**Exercise**
Reproduce this listing in full.

**Data for this exercise**
— begin —

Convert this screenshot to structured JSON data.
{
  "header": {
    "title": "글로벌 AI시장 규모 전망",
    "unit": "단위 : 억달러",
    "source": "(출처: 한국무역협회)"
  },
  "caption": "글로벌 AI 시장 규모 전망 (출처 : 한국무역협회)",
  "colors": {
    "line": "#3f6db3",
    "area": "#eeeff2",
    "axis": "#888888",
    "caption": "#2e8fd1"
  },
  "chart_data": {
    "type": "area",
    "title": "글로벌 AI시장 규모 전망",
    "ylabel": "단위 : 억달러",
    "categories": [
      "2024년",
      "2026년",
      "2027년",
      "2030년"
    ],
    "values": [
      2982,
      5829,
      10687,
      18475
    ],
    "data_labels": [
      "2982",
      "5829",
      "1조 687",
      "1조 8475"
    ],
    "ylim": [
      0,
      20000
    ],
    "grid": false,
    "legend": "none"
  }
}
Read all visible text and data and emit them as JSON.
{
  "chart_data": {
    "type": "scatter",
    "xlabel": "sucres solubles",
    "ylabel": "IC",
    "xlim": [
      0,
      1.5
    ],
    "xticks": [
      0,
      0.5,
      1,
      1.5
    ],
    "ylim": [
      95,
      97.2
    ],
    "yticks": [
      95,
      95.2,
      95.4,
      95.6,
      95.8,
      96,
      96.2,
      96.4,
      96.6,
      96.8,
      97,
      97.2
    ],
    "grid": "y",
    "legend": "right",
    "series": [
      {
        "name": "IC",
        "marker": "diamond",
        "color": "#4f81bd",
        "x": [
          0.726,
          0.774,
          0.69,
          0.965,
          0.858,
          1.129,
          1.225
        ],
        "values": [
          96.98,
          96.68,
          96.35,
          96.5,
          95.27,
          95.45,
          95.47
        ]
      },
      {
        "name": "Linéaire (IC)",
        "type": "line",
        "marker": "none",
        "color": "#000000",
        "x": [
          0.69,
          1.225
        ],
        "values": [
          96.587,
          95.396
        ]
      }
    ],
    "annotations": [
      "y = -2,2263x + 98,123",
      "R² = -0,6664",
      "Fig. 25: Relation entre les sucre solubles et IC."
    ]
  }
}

— end —

**Exercise output**
Convert this screenshot to structured JSON data.
{
  "header": {
    "title": "글로벌 AI시장 규모 전망",
    "unit": "단위 : 억달러",
    "source": "(출처: 한국무역협회)"
  },
  "caption": "글로벌 AI 시장 규모 전망 (출처 : 한국무역협회)",
  "colors": {
    "line": "#3f6db3",
    "area": "#eeeff2",
    "axis": "#888888",
    "caption": "#2e8fd1"
  },
  "chart_data": {
    "type": "area",
    "title": "글로벌 AI시장 규모 전망",
    "ylabel": "단위 : 억달러",
    "categories": [
      "2024년",
      "2026년",
      "2027년",
      "2030년"
    ],
    "values": [
      2982,
      5829,
      10687,
      18475
    ],
    "data_labels": [
      "2982",
      "5829",
      "1조 687",
      "1조 8475"
    ],
    "ylim": [
      0,
      20000
    ],
    "grid": false,
    "legend": "none"
  }
}
Read all visible text and data and emit them as JSON.
{
  "chart_data": {
    "type": "scatter",
    "xlabel": "sucres solubles",
    "ylabel": "IC",
    "xlim": [
      0,
      1.5
    ],
    "xticks": [
      0,
      0.5,
      1,
      1.5
    ],
    "ylim": [
      95,
      97.2
    ],
    "yticks": [
      95,
      95.2,
      95.4,
      95.6,
      95.8,
      96,
      96.2,
      96.4,
      96.6,
      96.8,
      97,
      97.2
    ],
    "grid": "y",
    "legend": "right",
    "series": [
      {
        "name": "IC",
        "marker": "diamond",
        "color": "#4f81bd",
        "x": [
          0.726,
          0.774,
          0.69,
          0.965,
          0.858,
          1.129,
          1.225
        ],
        "values": [
          96.98,
          96.68,
          96.35,
          96.5,
          95.27,
          95.45,
          95.47
        ]
      },
      {
        "name": "Linéaire (IC)",
        "type": "line",
        "marker": "none",
        "color": "#000000",
        "x": [
          0.69,
          1.225
        ],
        "values": [
          96.587,
          95.396
        ]
      }
    ],
    "annotations": [
      "y = -2,2263x + 98,123",
      "R² = -0,6664",
      "Fig. 25: Relation entre les sucre solubles et IC."
    ]
  }
}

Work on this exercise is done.